● Work to complete: Copy each line exactly. Leave nothing out.

● Dataset entries on figures:
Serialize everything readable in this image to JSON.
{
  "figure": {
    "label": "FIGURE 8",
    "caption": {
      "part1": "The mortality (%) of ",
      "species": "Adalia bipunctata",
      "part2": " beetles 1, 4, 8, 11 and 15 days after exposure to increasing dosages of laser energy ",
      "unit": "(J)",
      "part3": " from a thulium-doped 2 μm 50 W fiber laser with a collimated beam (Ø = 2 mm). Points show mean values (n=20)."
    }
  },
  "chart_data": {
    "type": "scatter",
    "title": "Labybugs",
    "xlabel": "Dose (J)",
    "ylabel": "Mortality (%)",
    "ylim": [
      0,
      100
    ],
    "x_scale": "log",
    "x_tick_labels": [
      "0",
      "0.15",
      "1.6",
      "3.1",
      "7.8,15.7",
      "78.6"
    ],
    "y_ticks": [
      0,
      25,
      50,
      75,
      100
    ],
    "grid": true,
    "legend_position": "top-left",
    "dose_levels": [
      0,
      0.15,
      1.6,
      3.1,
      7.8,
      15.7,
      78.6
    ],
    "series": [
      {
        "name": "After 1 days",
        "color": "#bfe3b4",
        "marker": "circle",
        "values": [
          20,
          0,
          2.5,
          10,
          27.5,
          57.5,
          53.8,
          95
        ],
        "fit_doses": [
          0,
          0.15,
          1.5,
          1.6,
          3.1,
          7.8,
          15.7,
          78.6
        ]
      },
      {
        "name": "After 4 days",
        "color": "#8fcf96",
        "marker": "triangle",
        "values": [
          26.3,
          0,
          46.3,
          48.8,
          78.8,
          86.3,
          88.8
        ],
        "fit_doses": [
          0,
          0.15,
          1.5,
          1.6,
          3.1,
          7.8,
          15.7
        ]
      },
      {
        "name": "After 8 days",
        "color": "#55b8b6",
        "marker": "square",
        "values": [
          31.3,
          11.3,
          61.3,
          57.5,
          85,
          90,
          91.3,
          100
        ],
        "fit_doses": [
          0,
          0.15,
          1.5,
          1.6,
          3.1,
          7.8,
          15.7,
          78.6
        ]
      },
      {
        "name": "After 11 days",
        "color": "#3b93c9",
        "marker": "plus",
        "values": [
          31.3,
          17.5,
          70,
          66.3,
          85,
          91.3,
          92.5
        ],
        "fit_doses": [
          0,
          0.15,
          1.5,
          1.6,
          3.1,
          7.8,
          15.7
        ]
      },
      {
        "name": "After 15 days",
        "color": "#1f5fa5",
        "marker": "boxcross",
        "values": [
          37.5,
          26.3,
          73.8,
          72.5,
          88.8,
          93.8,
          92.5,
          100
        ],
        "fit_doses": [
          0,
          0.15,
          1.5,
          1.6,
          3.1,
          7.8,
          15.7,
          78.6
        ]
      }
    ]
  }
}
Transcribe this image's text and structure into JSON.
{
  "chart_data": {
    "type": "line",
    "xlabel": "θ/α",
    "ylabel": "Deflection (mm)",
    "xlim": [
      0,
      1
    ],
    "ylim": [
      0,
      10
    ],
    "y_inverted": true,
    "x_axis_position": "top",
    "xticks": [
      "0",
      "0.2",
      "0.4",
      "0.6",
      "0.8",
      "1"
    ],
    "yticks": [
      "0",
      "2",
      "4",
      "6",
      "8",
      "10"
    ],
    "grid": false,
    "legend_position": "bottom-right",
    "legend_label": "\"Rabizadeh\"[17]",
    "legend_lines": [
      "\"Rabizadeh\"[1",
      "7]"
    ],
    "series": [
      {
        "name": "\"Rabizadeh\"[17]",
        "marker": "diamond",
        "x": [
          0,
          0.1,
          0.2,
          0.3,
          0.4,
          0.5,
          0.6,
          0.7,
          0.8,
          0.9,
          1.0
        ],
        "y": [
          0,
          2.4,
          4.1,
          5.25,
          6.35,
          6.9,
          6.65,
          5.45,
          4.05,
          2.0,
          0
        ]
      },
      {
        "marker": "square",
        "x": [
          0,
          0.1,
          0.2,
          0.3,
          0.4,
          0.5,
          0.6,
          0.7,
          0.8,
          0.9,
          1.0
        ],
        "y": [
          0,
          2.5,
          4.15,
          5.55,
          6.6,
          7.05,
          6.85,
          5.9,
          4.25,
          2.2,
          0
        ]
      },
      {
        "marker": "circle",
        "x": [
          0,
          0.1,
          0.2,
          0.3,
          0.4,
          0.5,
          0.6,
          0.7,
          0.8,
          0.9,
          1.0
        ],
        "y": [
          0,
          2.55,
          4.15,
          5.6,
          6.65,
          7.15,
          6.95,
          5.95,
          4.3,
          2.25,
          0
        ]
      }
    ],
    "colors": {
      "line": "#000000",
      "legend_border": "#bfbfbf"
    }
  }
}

● Exercise solution:
Serialize everything readable in this image to JSON.
{
  "figure": {
    "label": "FIGURE 8",
    "caption": {
      "part1": "The mortality (%) of ",
      "species": "Adalia bipunctata",
      "part2": " beetles 1, 4, 8, 11 and 15 days after exposure to increasing dosages of laser energy ",
      "unit": "(J)",
      "part3": " from a thulium-doped 2 μm 50 W fiber laser with a collimated beam (Ø = 2 mm). Points show mean values (n=20)."
    }
  },
  "chart_data": {
    "type": "scatter",
    "title": "Labybugs",
    "xlabel": "Dose (J)",
    "ylabel": "Mortality (%)",
    "ylim": [
      0,
      100
    ],
    "x_scale": "log",
    "x_tick_labels": [
      "0",
      "0.15",
      "1.6",
      "3.1",
      "7.8,15.7",
      "78.6"
    ],
    "y_ticks": [
      0,
      25,
      50,
      75,
      100
    ],
    "grid": true,
    "legend_position": "top-left",
    "dose_levels": [
      0,
      0.15,
      1.6,
      3.1,
      7.8,
      15.7,
      78.6
    ],
    "series": [
      {
        "name": "After 1 days",
        "color": "#bfe3b4",
        "marker": "circle",
        "values": [
          20,
          0,
          2.5,
          10,
          27.5,
          57.5,
          53.8,
          95
        ],
        "fit_doses": [
          0,
          0.15,
          1.5,
          1.6,
          3.1,
          7.8,
          15.7,
          78.6
        ]
      },
      {
        "name": "After 4 days",
        "color": "#8fcf96",
        "marker": "triangle",
        "values": [
          26.3,
          0,
          46.3,
          48.8,
          78.8,
          86.3,
          88.8
        ],
        "fit_doses": [
          0,
          0.15,
          1.5,
          1.6,
          3.1,
          7.8,
          15.7
        ]
      },
      {
        "name": "After 8 days",
        "color": "#55b8b6",
        "marker": "square",
        "values": [
          31.3,
          11.3,
          61.3,
          57.5,
          85,
          90,
          91.3,
          100
        ],
        "fit_doses": [
          0,
          0.15,
          1.5,
          1.6,
          3.1,
          7.8,
          15.7,
          78.6
        ]
      },
      {
        "name": "After 11 days",
        "color": "#3b93c9",
        "marker": "plus",
        "values": [
          31.3,
          17.5,
          70,
          66.3,
          85,
          91.3,
          92.5
        ],
        "fit_doses": [
          0,
          0.15,
          1.5,
          1.6,
          3.1,
          7.8,
          15.7
        ]
      },
      {
        "name": "After 15 days",
        "color": "#1f5fa5",
        "marker": "boxcross",
        "values": [
          37.5,
          26.3,
          73.8,
          72.5,
          88.8,
          93.8,
          92.5,
          100
        ],
        "fit_doses": [
          0,
          0.15,
          1.5,
          1.6,
          3.1,
          7.8,
          15.7,
          78.6
        ]
      }
    ]
  }
}
Transcribe this image's text and structure into JSON.
{
  "chart_data": {
    "type": "line",
    "xlabel": "θ/α",
    "ylabel": "Deflection (mm)",
    "xlim": [
      0,
      1
    ],
    "ylim": [
      0,
      10
    ],
    "y_inverted": true,
    "x_axis_position": "top",
    "xticks": [
      "0",
      "0.2",
      "0.4",
      "0.6",
      "0.8",
      "1"
    ],
    "yticks": [
      "0",
      "2",
      "4",
      "6",
      "8",
      "10"
    ],
    "grid": false,
    "legend_position": "bottom-right",
    "legend_label": "\"Rabizadeh\"[17]",
    "legend_lines": [
      "\"Rabizadeh\"[1",
      "7]"
    ],
    "series": [
      {
        "name": "\"Rabizadeh\"[17]",
        "marker": "diamond",
        "x": [
          0,
          0.1,
          0.2,
          0.3,
          0.4,
          0.5,
          0.6,
          0.7,
          0.8,
          0.9,
          1.0
        ],
        "y": [
          0,
          2.4,
          4.1,
          5.25,
          6.35,
          6.9,
          6.65,
          5.45,
          4.05,
          2.0,
          0
        ]
      },
      {
        "marker": "square",
        "x": [
          0,
          0.1,
          0.2,
          0.3,
          0.4,
          0.5,
          0.6,
          0.7,
          0.8,
          0.9,
          1.0
        ],
        "y": [
          0,
          2.5,
          4.15,
          5.55,
          6.6,
          7.05,
          6.85,
          5.9,
          4.25,
          2.2,
          0
        ]
      },
      {
        "marker": "circle",
        "x": [
          0,
          0.1,
          0.2,
          0.3,
          0.4,
          0.5,
          0.6,
          0.7,
          0.8,
          0.9,
          1.0
        ],
        "y": [
          0,
          2.55,
          4.15,
          5.6,
          6.65,
          7.15,
          6.95,
          5.95,
          4.3,
          2.25,
          0
        ]
      }
    ],
    "colors": {
      "line": "#000000",
      "legend_border": "#bfbfbf"
    }
  }
}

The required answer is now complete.